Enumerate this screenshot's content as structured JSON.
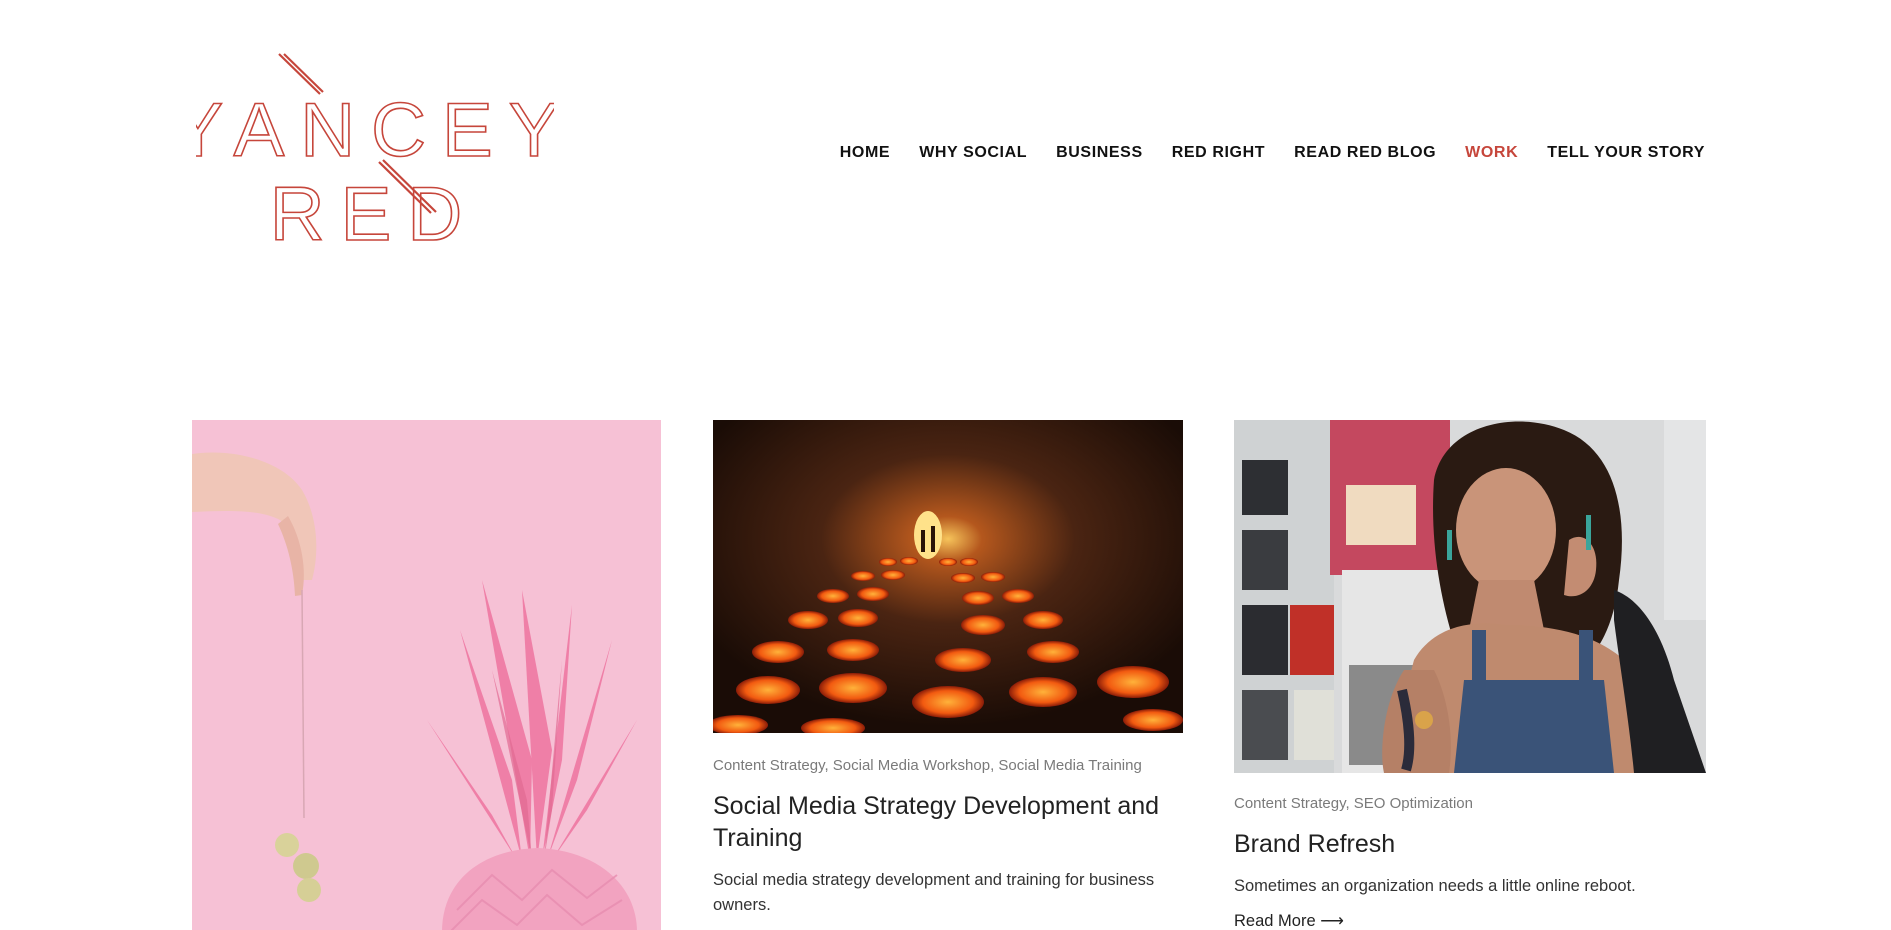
{
  "brand": {
    "logo_line1": "YANCEY",
    "logo_line2": "RED",
    "color": "#c6463b"
  },
  "nav": {
    "items": [
      {
        "label": "HOME",
        "active": false
      },
      {
        "label": "WHY SOCIAL",
        "active": false
      },
      {
        "label": "BUSINESS",
        "active": false
      },
      {
        "label": "RED RIGHT",
        "active": false
      },
      {
        "label": "READ RED BLOG",
        "active": false
      },
      {
        "label": "WORK",
        "active": true
      },
      {
        "label": "TELL YOUR STORY",
        "active": false
      }
    ]
  },
  "cards": [
    {
      "image": "pink-pineapple-and-grapes-photo"
    },
    {
      "image": "glowing-pots-in-tunnel-photo",
      "categories": "Content Strategy, Social Media Workshop, Social Media Training",
      "title": "Social Media Strategy Development and Training",
      "excerpt": "Social media strategy development and training for business owners."
    },
    {
      "image": "tattooed-woman-portrait-photo",
      "categories": "Content Strategy, SEO Optimization",
      "title": "Brand Refresh",
      "excerpt": "Sometimes an organization needs a little online reboot.",
      "read_more": "Read More ⟶"
    }
  ]
}
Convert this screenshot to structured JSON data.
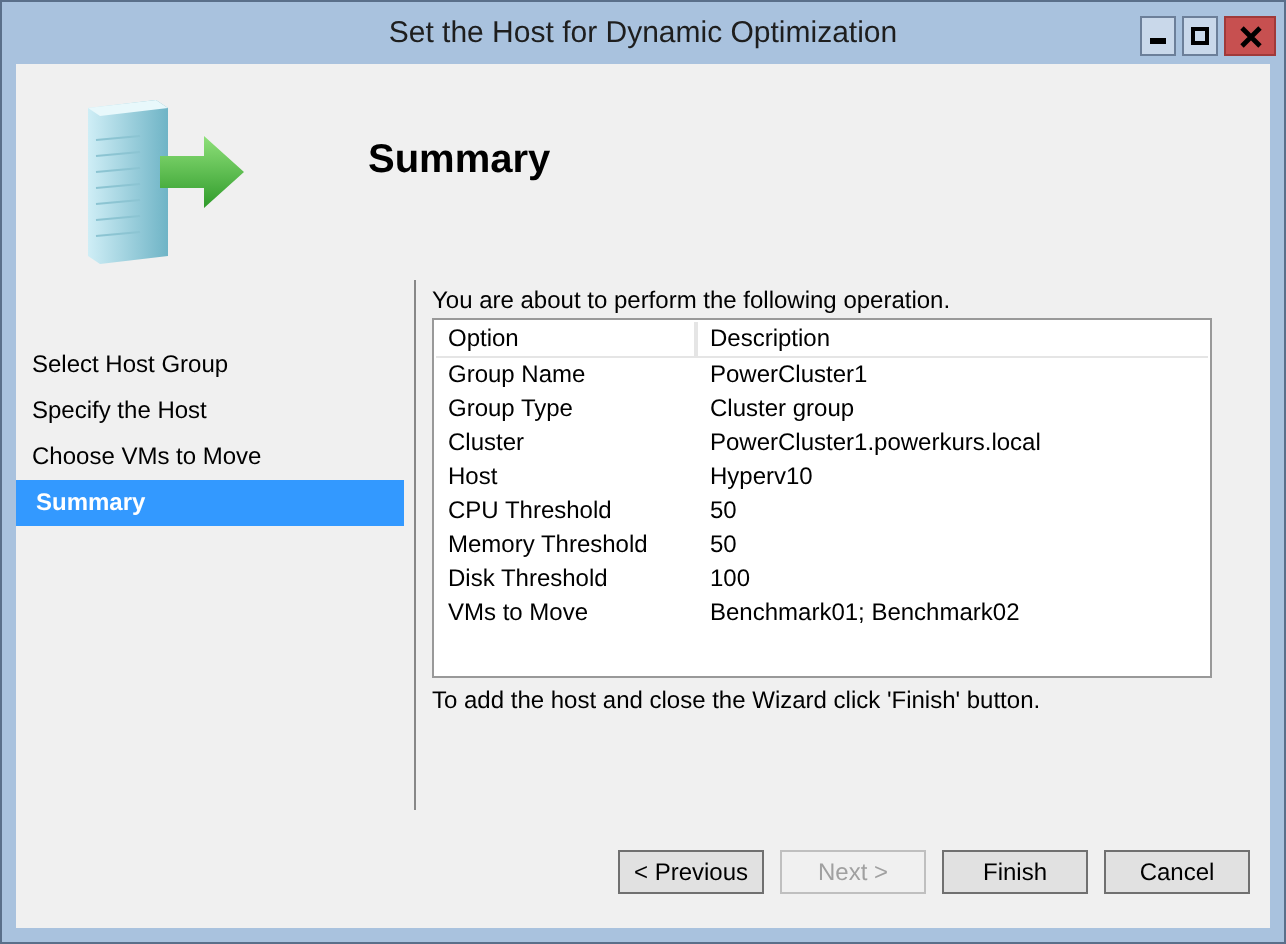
{
  "window": {
    "title": "Set the Host for Dynamic Optimization"
  },
  "header": {
    "title": "Summary"
  },
  "steps": [
    {
      "label": "Select Host Group",
      "selected": false
    },
    {
      "label": "Specify the Host",
      "selected": false
    },
    {
      "label": "Choose VMs to Move",
      "selected": false
    },
    {
      "label": "Summary",
      "selected": true
    }
  ],
  "intro": "You are about to perform the following operation.",
  "table": {
    "columns": [
      "Option",
      "Description"
    ],
    "rows": [
      [
        "Group Name",
        "PowerCluster1"
      ],
      [
        "Group Type",
        "Cluster group"
      ],
      [
        "Cluster",
        "PowerCluster1.powerkurs.local"
      ],
      [
        "Host",
        "Hyperv10"
      ],
      [
        "CPU Threshold",
        "50"
      ],
      [
        "Memory Threshold",
        "50"
      ],
      [
        "Disk Threshold",
        "100"
      ],
      [
        "VMs to Move",
        "Benchmark01; Benchmark02"
      ]
    ]
  },
  "footer_note": "To add the host and close the Wizard click 'Finish' button.",
  "buttons": [
    {
      "label": "< Previous",
      "disabled": false
    },
    {
      "label": "Next >",
      "disabled": true
    },
    {
      "label": "Finish",
      "disabled": false
    },
    {
      "label": "Cancel",
      "disabled": false
    }
  ]
}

Task objective
Without the pictures, repeat all the records word for word.

Exercise solution
Enumerate this screenshot's content as structured JSON.
{
  "brand": {
    "logo_line1": "YANCEY",
    "logo_line2": "RED",
    "color": "#c6463b"
  },
  "nav": {
    "items": [
      {
        "label": "HOME",
        "active": false
      },
      {
        "label": "WHY SOCIAL",
        "active": false
      },
      {
        "label": "BUSINESS",
        "active": false
      },
      {
        "label": "RED RIGHT",
        "active": false
      },
      {
        "label": "READ RED BLOG",
        "active": false
      },
      {
        "label": "WORK",
        "active": true
      },
      {
        "label": "TELL YOUR STORY",
        "active": false
      }
    ]
  },
  "cards": [
    {
      "image": "pink-pineapple-and-grapes-photo"
    },
    {
      "image": "glowing-pots-in-tunnel-photo",
      "categories": "Content Strategy, Social Media Workshop, Social Media Training",
      "title": "Social Media Strategy Development and Training",
      "excerpt": "Social media strategy development and training for business owners."
    },
    {
      "image": "tattooed-woman-portrait-photo",
      "categories": "Content Strategy, SEO Optimization",
      "title": "Brand Refresh",
      "excerpt": "Sometimes an organization needs a little online reboot.",
      "read_more": "Read More ⟶"
    }
  ]
}
Convert this screenshot to structured JSON data.
{
  "window": {
    "title": "Set the Host for Dynamic Optimization"
  },
  "header": {
    "title": "Summary"
  },
  "steps": [
    {
      "label": "Select Host Group",
      "selected": false
    },
    {
      "label": "Specify the Host",
      "selected": false
    },
    {
      "label": "Choose VMs to Move",
      "selected": false
    },
    {
      "label": "Summary",
      "selected": true
    }
  ],
  "intro": "You are about to perform the following operation.",
  "table": {
    "columns": [
      "Option",
      "Description"
    ],
    "rows": [
      [
        "Group Name",
        "PowerCluster1"
      ],
      [
        "Group Type",
        "Cluster group"
      ],
      [
        "Cluster",
        "PowerCluster1.powerkurs.local"
      ],
      [
        "Host",
        "Hyperv10"
      ],
      [
        "CPU Threshold",
        "50"
      ],
      [
        "Memory Threshold",
        "50"
      ],
      [
        "Disk Threshold",
        "100"
      ],
      [
        "VMs to Move",
        "Benchmark01; Benchmark02"
      ]
    ]
  },
  "footer_note": "To add the host and close the Wizard click 'Finish' button.",
  "buttons": [
    {
      "label": "< Previous",
      "disabled": false
    },
    {
      "label": "Next >",
      "disabled": true
    },
    {
      "label": "Finish",
      "disabled": false
    },
    {
      "label": "Cancel",
      "disabled": false
    }
  ]
}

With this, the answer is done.